#### DIRECTIVE:
In your copy, leave out the pictures and repeat the entries below exactly.

● ● ● ●

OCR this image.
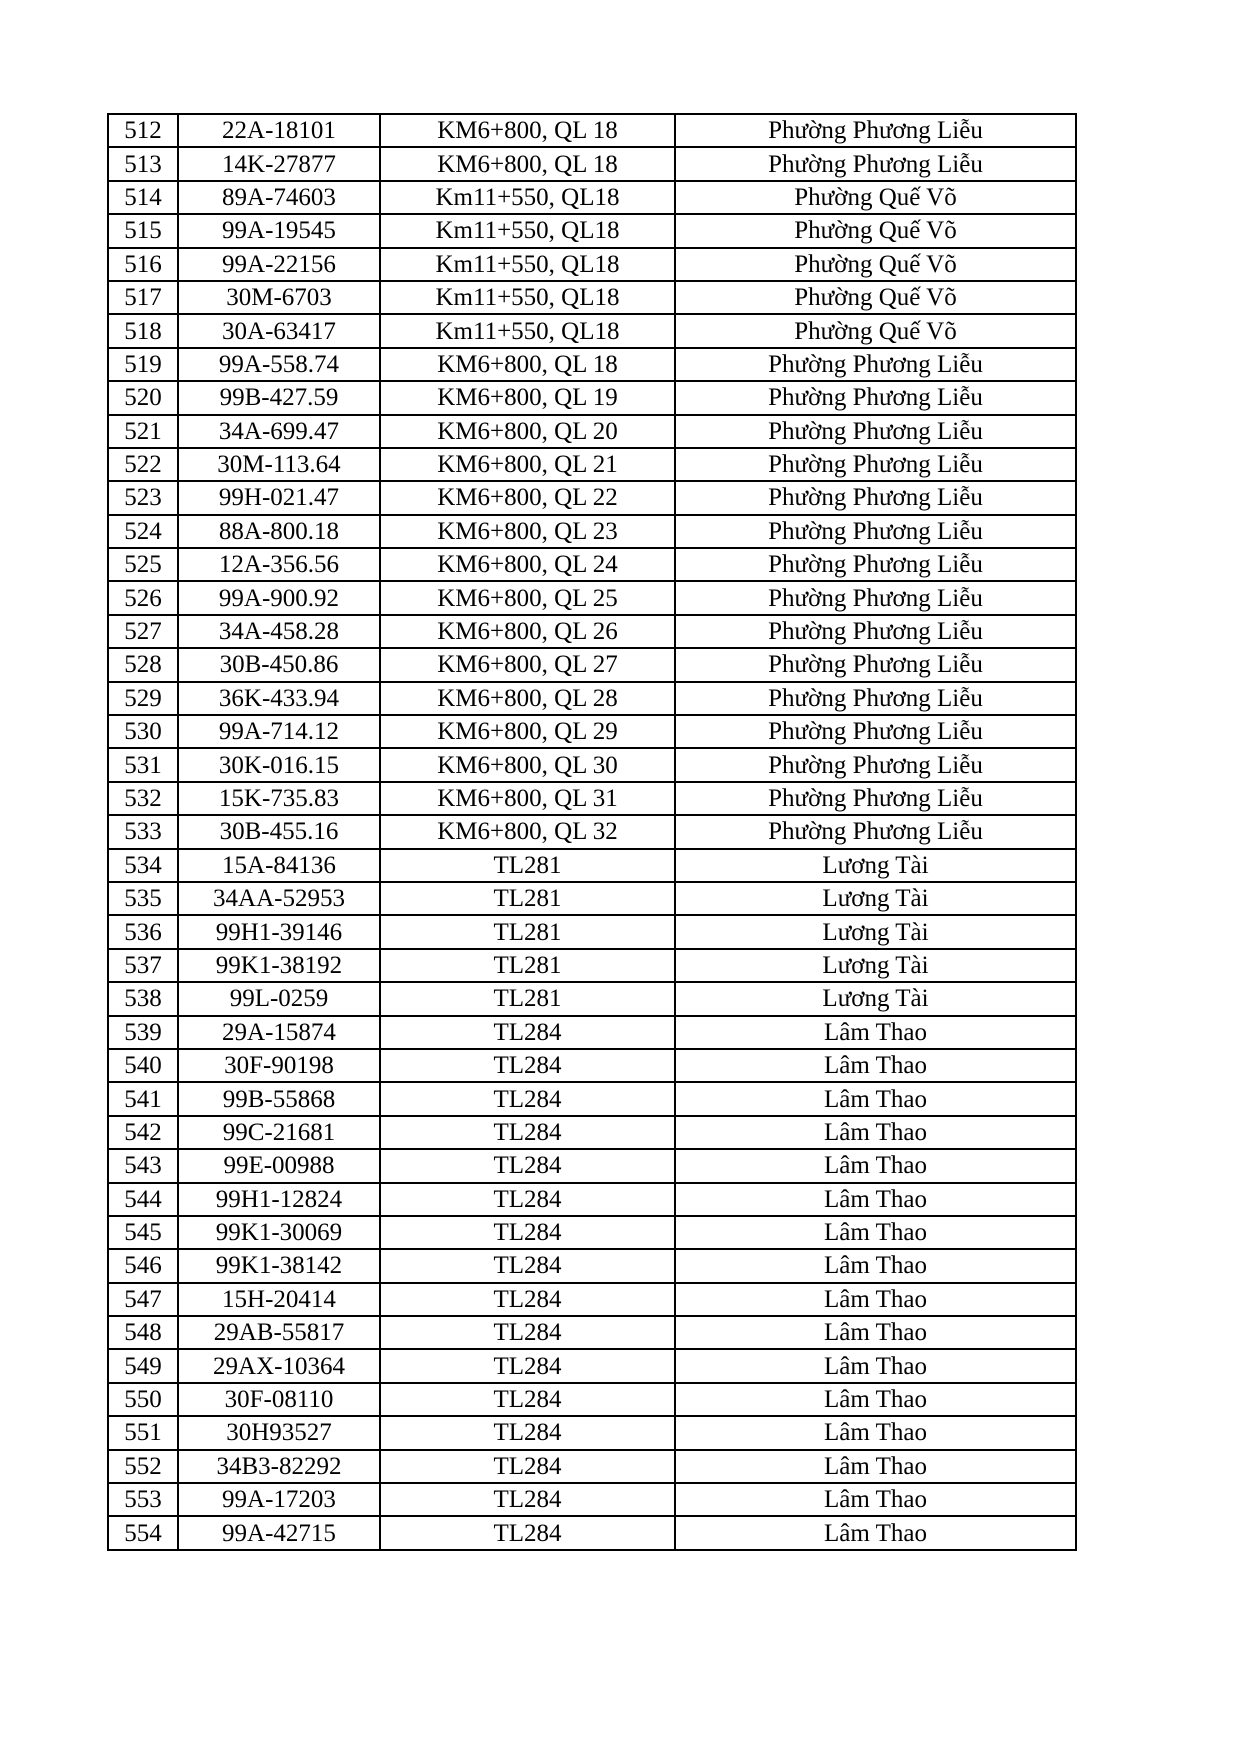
512	22A-18101	KM6+800, QL 18	Phường Phương Liễu
513	14K-27877	KM6+800, QL 18	Phường Phương Liễu
514	89A-74603	Km11+550, QL18	Phường Quế Võ
515	99A-19545	Km11+550, QL18	Phường Quế Võ
516	99A-22156	Km11+550, QL18	Phường Quế Võ
517	30M-6703	Km11+550, QL18	Phường Quế Võ
518	30A-63417	Km11+550, QL18	Phường Quế Võ
519	99A-558.74	KM6+800, QL 18	Phường Phương Liễu
520	99B-427.59	KM6+800, QL 19	Phường Phương Liễu
521	34A-699.47	KM6+800, QL 20	Phường Phương Liễu
522	30M-113.64	KM6+800, QL 21	Phường Phương Liễu
523	99H-021.47	KM6+800, QL 22	Phường Phương Liễu
524	88A-800.18	KM6+800, QL 23	Phường Phương Liễu
525	12A-356.56	KM6+800, QL 24	Phường Phương Liễu
526	99A-900.92	KM6+800, QL 25	Phường Phương Liễu
527	34A-458.28	KM6+800, QL 26	Phường Phương Liễu
528	30B-450.86	KM6+800, QL 27	Phường Phương Liễu
529	36K-433.94	KM6+800, QL 28	Phường Phương Liễu
530	99A-714.12	KM6+800, QL 29	Phường Phương Liễu
531	30K-016.15	KM6+800, QL 30	Phường Phương Liễu
532	15K-735.83	KM6+800, QL 31	Phường Phương Liễu
533	30B-455.16	KM6+800, QL 32	Phường Phương Liễu
534	15A-84136	TL281	Lương Tài
535	34AA-52953	TL281	Lương Tài
536	99H1-39146	TL281	Lương Tài
537	99K1-38192	TL281	Lương Tài
538	99L-0259	TL281	Lương Tài
539	29A-15874	TL284	Lâm Thao
540	30F-90198	TL284	Lâm Thao
541	99B-55868	TL284	Lâm Thao
542	99C-21681	TL284	Lâm Thao
543	99E-00988	TL284	Lâm Thao
544	99H1-12824	TL284	Lâm Thao
545	99K1-30069	TL284	Lâm Thao
546	99K1-38142	TL284	Lâm Thao
547	15H-20414	TL284	Lâm Thao
548	29AB-55817	TL284	Lâm Thao
549	29AX-10364	TL284	Lâm Thao
550	30F-08110	TL284	Lâm Thao
551	30H93527	TL284	Lâm Thao
552	34B3-82292	TL284	Lâm Thao
553	99A-17203	TL284	Lâm Thao
554	99A-42715	TL284	Lâm Thao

● ● ● ●

#### EXERCISE SOLUTION:
OCR this image.
512	22A-18101	KM6+800, QL 18	Phường Phương Liễu
513	14K-27877	KM6+800, QL 18	Phường Phương Liễu
514	89A-74603	Km11+550, QL18	Phường Quế Võ
515	99A-19545	Km11+550, QL18	Phường Quế Võ
516	99A-22156	Km11+550, QL18	Phường Quế Võ
517	30M-6703	Km11+550, QL18	Phường Quế Võ
518	30A-63417	Km11+550, QL18	Phường Quế Võ
519	99A-558.74	KM6+800, QL 18	Phường Phương Liễu
520	99B-427.59	KM6+800, QL 19	Phường Phương Liễu
521	34A-699.47	KM6+800, QL 20	Phường Phương Liễu
522	30M-113.64	KM6+800, QL 21	Phường Phương Liễu
523	99H-021.47	KM6+800, QL 22	Phường Phương Liễu
524	88A-800.18	KM6+800, QL 23	Phường Phương Liễu
525	12A-356.56	KM6+800, QL 24	Phường Phương Liễu
526	99A-900.92	KM6+800, QL 25	Phường Phương Liễu
527	34A-458.28	KM6+800, QL 26	Phường Phương Liễu
528	30B-450.86	KM6+800, QL 27	Phường Phương Liễu
529	36K-433.94	KM6+800, QL 28	Phường Phương Liễu
530	99A-714.12	KM6+800, QL 29	Phường Phương Liễu
531	30K-016.15	KM6+800, QL 30	Phường Phương Liễu
532	15K-735.83	KM6+800, QL 31	Phường Phương Liễu
533	30B-455.16	KM6+800, QL 32	Phường Phương Liễu
534	15A-84136	TL281	Lương Tài
535	34AA-52953	TL281	Lương Tài
536	99H1-39146	TL281	Lương Tài
537	99K1-38192	TL281	Lương Tài
538	99L-0259	TL281	Lương Tài
539	29A-15874	TL284	Lâm Thao
540	30F-90198	TL284	Lâm Thao
541	99B-55868	TL284	Lâm Thao
542	99C-21681	TL284	Lâm Thao
543	99E-00988	TL284	Lâm Thao
544	99H1-12824	TL284	Lâm Thao
545	99K1-30069	TL284	Lâm Thao
546	99K1-38142	TL284	Lâm Thao
547	15H-20414	TL284	Lâm Thao
548	29AB-55817	TL284	Lâm Thao
549	29AX-10364	TL284	Lâm Thao
550	30F-08110	TL284	Lâm Thao
551	30H93527	TL284	Lâm Thao
552	34B3-82292	TL284	Lâm Thao
553	99A-17203	TL284	Lâm Thao
554	99A-42715	TL284	Lâm Thao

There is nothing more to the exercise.